+++ MATERIAL FOR THIS EXERCISE

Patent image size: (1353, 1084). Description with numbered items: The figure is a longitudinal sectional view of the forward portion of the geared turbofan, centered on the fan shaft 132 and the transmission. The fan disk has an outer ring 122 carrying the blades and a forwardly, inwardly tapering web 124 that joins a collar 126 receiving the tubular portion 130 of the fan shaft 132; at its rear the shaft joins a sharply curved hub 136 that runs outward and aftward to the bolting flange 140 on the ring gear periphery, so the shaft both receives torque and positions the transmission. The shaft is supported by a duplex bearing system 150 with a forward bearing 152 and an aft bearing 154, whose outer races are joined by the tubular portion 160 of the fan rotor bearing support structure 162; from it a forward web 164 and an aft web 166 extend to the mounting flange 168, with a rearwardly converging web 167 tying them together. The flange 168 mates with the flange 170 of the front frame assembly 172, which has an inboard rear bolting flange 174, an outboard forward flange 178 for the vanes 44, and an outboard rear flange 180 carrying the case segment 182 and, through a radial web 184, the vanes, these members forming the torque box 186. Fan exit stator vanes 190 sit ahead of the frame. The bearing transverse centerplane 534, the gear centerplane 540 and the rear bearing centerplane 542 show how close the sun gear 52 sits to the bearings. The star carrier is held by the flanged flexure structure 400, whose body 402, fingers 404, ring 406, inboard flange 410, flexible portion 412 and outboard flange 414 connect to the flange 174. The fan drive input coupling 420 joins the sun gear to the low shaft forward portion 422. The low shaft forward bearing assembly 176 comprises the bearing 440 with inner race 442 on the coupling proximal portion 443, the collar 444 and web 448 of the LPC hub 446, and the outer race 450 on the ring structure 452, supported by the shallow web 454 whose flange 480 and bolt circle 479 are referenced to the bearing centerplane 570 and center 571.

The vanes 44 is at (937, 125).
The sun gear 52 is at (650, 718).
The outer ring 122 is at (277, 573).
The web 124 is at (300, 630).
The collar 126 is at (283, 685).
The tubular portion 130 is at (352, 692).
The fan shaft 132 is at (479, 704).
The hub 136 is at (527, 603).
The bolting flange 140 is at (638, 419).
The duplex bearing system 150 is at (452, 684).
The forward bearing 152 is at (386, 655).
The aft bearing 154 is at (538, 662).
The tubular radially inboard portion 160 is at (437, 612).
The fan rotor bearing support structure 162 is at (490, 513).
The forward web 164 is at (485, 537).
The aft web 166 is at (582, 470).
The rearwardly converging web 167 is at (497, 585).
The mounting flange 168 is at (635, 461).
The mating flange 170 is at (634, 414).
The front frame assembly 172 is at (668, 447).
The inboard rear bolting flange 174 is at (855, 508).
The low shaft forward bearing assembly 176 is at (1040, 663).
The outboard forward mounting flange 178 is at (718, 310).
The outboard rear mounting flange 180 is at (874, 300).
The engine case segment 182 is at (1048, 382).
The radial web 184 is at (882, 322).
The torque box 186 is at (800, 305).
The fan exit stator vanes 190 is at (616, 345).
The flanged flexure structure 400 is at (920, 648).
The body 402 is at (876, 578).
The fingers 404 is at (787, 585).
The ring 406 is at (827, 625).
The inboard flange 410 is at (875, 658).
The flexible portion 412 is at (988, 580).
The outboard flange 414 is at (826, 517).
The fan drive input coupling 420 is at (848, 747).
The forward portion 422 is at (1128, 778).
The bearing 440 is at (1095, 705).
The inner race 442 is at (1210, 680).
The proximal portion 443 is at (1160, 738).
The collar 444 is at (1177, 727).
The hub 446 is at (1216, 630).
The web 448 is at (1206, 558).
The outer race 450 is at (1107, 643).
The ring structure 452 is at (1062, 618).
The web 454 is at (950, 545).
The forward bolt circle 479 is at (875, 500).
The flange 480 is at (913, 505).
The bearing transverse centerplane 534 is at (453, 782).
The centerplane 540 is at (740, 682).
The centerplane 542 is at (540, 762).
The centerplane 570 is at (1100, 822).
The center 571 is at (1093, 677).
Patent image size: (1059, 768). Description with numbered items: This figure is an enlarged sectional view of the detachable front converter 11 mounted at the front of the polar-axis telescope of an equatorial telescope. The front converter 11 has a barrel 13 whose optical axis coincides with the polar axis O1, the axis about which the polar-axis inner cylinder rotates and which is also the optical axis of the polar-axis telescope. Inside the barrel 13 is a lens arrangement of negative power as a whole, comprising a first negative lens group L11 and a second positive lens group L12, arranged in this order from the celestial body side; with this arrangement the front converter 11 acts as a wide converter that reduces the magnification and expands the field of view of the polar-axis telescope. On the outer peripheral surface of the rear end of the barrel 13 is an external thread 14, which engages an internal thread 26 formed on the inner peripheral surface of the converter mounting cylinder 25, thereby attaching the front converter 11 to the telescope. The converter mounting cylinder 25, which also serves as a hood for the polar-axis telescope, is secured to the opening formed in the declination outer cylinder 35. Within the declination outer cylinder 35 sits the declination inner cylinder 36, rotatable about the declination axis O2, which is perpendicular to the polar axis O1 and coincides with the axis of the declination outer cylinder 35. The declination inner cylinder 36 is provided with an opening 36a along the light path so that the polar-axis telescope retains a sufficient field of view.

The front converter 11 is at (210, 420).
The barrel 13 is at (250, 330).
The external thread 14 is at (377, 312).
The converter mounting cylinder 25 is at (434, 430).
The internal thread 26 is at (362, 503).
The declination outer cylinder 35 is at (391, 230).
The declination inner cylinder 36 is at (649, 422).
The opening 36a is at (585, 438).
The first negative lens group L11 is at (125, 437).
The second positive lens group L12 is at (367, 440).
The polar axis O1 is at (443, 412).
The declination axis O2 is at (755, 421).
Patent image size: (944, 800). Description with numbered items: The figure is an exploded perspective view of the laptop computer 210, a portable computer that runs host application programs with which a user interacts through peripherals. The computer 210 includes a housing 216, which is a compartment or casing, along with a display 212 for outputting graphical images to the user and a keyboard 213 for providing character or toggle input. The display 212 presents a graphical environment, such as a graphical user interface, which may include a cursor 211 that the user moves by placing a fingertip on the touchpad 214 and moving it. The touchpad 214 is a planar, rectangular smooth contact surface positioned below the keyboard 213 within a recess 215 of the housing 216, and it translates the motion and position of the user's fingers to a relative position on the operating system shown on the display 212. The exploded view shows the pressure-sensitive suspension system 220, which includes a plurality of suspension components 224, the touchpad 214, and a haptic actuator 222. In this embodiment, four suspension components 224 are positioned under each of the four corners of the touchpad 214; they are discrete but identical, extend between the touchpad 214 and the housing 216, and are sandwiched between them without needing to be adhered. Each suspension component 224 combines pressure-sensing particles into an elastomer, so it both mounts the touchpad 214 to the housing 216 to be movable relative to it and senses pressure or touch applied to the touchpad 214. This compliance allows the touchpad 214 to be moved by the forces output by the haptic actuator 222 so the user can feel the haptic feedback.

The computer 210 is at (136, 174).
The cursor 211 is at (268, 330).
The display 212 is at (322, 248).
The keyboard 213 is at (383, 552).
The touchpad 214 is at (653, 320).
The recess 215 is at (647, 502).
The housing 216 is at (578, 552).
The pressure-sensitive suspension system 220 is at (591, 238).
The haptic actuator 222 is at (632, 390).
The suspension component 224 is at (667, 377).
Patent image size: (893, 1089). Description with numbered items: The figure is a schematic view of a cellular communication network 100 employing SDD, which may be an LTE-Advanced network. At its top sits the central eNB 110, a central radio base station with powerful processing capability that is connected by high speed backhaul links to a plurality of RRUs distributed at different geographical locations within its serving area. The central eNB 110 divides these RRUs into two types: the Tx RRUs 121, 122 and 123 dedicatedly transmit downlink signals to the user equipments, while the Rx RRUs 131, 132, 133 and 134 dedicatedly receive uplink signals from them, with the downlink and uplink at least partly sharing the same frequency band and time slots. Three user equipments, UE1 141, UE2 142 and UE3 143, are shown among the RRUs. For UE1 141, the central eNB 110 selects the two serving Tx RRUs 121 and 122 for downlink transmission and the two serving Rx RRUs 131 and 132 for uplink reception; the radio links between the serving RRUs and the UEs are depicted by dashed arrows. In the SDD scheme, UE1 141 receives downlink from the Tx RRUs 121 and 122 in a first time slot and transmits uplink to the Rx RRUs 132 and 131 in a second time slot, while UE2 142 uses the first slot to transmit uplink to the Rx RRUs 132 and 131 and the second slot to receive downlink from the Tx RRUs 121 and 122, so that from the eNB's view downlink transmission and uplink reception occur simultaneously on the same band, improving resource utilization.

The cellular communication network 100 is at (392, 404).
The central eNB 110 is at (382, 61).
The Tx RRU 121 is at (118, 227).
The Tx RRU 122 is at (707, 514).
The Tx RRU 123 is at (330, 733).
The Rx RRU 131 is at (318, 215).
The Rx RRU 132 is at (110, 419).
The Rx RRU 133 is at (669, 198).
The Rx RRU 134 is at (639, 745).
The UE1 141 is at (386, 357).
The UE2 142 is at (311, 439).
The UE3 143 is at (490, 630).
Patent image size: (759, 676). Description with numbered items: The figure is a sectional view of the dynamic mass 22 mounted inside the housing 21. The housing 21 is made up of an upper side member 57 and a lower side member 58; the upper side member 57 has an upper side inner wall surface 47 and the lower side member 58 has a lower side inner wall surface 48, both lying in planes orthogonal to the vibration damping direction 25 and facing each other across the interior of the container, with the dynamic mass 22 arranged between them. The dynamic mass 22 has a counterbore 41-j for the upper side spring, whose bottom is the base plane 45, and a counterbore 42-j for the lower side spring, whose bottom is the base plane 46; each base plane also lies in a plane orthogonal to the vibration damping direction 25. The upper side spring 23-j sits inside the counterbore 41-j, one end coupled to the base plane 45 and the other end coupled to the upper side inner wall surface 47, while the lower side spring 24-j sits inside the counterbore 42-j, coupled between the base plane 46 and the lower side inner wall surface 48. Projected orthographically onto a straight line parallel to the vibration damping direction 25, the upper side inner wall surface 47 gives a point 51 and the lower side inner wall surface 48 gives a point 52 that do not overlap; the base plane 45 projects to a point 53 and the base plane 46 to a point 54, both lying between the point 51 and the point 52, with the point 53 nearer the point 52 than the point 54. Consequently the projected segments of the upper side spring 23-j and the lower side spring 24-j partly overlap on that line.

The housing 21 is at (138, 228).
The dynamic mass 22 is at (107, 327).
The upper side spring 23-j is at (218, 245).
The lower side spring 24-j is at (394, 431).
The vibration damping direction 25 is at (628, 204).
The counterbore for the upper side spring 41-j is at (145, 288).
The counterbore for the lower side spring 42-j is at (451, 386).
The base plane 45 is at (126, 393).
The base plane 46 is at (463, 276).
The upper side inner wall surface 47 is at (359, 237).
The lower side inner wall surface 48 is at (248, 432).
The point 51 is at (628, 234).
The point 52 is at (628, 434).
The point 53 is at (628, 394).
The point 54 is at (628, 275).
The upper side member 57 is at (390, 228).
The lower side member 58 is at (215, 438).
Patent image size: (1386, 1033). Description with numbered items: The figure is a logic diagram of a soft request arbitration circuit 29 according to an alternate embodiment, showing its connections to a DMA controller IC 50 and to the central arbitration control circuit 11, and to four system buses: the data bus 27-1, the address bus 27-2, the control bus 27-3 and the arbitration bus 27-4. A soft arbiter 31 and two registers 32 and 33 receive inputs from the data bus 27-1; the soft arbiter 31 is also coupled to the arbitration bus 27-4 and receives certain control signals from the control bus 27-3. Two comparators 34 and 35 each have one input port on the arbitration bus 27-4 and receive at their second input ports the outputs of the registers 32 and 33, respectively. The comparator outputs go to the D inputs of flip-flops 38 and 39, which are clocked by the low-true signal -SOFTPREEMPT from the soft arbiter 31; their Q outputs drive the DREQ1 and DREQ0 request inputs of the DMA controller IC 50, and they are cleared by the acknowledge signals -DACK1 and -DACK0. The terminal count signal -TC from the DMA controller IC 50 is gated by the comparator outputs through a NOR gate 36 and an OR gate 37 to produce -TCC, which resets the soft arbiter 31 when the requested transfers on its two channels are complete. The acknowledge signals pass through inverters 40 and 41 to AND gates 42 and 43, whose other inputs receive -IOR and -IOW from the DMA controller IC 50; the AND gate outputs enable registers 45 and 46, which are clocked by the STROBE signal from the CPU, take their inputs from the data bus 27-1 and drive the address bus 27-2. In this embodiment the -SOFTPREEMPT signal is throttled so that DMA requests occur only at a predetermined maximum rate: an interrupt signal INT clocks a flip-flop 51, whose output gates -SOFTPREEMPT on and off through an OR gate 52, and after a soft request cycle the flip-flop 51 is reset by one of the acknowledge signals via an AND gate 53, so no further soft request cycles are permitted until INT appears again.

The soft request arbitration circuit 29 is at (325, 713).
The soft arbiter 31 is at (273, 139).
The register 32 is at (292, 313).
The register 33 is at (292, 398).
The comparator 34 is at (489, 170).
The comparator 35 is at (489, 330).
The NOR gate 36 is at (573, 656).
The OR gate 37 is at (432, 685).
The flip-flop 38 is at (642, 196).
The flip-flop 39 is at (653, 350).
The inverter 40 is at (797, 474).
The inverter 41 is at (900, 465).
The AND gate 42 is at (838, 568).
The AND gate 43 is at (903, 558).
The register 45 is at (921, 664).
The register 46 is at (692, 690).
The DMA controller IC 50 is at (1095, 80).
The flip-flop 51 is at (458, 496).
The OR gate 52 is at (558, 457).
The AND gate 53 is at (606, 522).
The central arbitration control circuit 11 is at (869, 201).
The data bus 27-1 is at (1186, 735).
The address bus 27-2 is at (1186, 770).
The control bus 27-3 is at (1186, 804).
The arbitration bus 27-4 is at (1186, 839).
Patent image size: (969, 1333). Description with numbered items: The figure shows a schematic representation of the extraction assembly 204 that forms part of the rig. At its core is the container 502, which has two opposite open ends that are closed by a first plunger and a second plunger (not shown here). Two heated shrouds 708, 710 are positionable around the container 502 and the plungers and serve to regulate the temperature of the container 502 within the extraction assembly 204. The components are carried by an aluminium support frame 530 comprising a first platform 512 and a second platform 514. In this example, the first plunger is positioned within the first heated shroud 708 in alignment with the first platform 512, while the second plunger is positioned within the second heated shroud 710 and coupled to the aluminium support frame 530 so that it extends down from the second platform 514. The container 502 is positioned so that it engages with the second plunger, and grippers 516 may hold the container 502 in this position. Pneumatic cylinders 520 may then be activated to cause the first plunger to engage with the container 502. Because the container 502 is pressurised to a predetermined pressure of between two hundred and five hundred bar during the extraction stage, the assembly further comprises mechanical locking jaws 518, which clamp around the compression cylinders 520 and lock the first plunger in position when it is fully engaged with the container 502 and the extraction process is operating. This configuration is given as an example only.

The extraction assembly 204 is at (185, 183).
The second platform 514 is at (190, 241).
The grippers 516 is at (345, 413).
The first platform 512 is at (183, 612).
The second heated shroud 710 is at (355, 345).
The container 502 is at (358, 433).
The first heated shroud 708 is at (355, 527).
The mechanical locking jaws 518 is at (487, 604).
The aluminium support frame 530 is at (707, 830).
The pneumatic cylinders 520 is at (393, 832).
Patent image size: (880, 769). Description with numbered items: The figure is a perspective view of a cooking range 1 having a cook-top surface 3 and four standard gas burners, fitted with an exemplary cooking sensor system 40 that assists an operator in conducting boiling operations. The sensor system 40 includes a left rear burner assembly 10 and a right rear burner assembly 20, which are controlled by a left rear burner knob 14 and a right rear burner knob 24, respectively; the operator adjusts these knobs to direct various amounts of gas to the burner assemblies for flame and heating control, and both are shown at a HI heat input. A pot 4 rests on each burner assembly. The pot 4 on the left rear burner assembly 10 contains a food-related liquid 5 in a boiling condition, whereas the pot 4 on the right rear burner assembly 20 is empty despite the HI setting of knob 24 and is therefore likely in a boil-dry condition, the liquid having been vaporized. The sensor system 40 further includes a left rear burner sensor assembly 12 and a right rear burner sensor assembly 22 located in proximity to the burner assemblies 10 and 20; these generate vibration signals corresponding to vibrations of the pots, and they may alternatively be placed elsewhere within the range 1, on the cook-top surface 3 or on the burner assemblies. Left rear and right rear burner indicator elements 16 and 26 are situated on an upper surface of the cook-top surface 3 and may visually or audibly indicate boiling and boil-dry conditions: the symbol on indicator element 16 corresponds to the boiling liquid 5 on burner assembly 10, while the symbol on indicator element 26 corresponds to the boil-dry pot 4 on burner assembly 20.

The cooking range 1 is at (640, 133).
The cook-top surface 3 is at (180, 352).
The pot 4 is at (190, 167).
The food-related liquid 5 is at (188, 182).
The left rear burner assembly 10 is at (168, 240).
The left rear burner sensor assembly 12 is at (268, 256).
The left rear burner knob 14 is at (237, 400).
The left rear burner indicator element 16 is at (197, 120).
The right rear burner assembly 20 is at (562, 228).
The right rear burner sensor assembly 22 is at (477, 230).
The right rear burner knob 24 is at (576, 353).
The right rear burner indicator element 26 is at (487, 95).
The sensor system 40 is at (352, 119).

++++++

**WRITTEN INSTRUCTION**
Arrange the material from the line with "Patent image size: (969, 1333)." through the line with "The extraction assembly 204 is at (185, 183).", both included, as a JSON list of strings, one string per line. Leave out blank lines.

**WRITTEN REPLY**
[
  "Patent image size: (969, 1333). Description with numbered items: The figure shows a schematic representation of the extraction assembly 204 that forms part of the rig. At its core is the container 502, which has two opposite open ends that are closed by a first plunger and a second plunger (not shown here). Two heated shrouds 708, 710 are positionable around the container 502 and the plungers and serve to regulate the temperature of the container 502 within the extraction assembly 204. The components are carried by an aluminium support frame 530 comprising a first platform 512 and a second platform 514. In this example, the first plunger is positioned within the first heated shroud 708 in alignment with the first platform 512, while the second plunger is positioned within the second heated shroud 710 and coupled to the aluminium support frame 530 so that it extends down from the second platform 514. The container 502 is positioned so that it engages with the second plunger, and grippers 516 may hold the container 502 in this position. Pneumatic cylinders 520 may then be activated to cause the first plunger to engage with the container 502. Because the container 502 is pressurised to a predetermined pressure of between two hundred and five hundred bar during the extraction stage, the assembly further comprises mechanical locking jaws 518, which clamp around the compression cylinders 520 and lock the first plunger in position when it is fully engaged with the container 502 and the extraction process is operating. This configuration is given as an example only.",
  "The extraction assembly 204 is at (185, 183)."
]